What to produce -> Exactly reproduce the lines that follow.

** START OF Recorded information **

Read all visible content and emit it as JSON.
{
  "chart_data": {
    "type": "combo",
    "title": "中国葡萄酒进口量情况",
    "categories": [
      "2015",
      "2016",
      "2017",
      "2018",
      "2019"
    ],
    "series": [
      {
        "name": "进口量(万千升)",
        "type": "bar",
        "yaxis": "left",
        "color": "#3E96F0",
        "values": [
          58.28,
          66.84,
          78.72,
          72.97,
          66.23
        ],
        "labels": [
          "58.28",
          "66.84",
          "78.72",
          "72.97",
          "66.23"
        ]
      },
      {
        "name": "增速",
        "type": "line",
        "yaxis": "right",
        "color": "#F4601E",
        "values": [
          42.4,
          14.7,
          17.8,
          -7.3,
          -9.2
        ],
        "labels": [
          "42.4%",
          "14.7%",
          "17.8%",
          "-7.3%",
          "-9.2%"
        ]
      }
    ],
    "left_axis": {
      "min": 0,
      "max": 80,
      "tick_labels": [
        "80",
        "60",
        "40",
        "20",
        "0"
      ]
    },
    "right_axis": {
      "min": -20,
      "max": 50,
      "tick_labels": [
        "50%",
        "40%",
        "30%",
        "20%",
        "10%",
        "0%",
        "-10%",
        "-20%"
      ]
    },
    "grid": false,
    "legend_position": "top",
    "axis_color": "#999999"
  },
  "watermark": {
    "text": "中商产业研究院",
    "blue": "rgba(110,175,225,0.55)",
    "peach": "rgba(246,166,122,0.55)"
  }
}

** END OF Recorded information **

Response to the exercise ->
Read all visible content and emit it as JSON.
{
  "chart_data": {
    "type": "combo",
    "title": "中国葡萄酒进口量情况",
    "categories": [
      "2015",
      "2016",
      "2017",
      "2018",
      "2019"
    ],
    "series": [
      {
        "name": "进口量(万千升)",
        "type": "bar",
        "yaxis": "left",
        "color": "#3E96F0",
        "values": [
          58.28,
          66.84,
          78.72,
          72.97,
          66.23
        ],
        "labels": [
          "58.28",
          "66.84",
          "78.72",
          "72.97",
          "66.23"
        ]
      },
      {
        "name": "增速",
        "type": "line",
        "yaxis": "right",
        "color": "#F4601E",
        "values": [
          42.4,
          14.7,
          17.8,
          -7.3,
          -9.2
        ],
        "labels": [
          "42.4%",
          "14.7%",
          "17.8%",
          "-7.3%",
          "-9.2%"
        ]
      }
    ],
    "left_axis": {
      "min": 0,
      "max": 80,
      "tick_labels": [
        "80",
        "60",
        "40",
        "20",
        "0"
      ]
    },
    "right_axis": {
      "min": -20,
      "max": 50,
      "tick_labels": [
        "50%",
        "40%",
        "30%",
        "20%",
        "10%",
        "0%",
        "-10%",
        "-20%"
      ]
    },
    "grid": false,
    "legend_position": "top",
    "axis_color": "#999999"
  },
  "watermark": {
    "text": "中商产业研究院",
    "blue": "rgba(110,175,225,0.55)",
    "peach": "rgba(246,166,122,0.55)"
  }
}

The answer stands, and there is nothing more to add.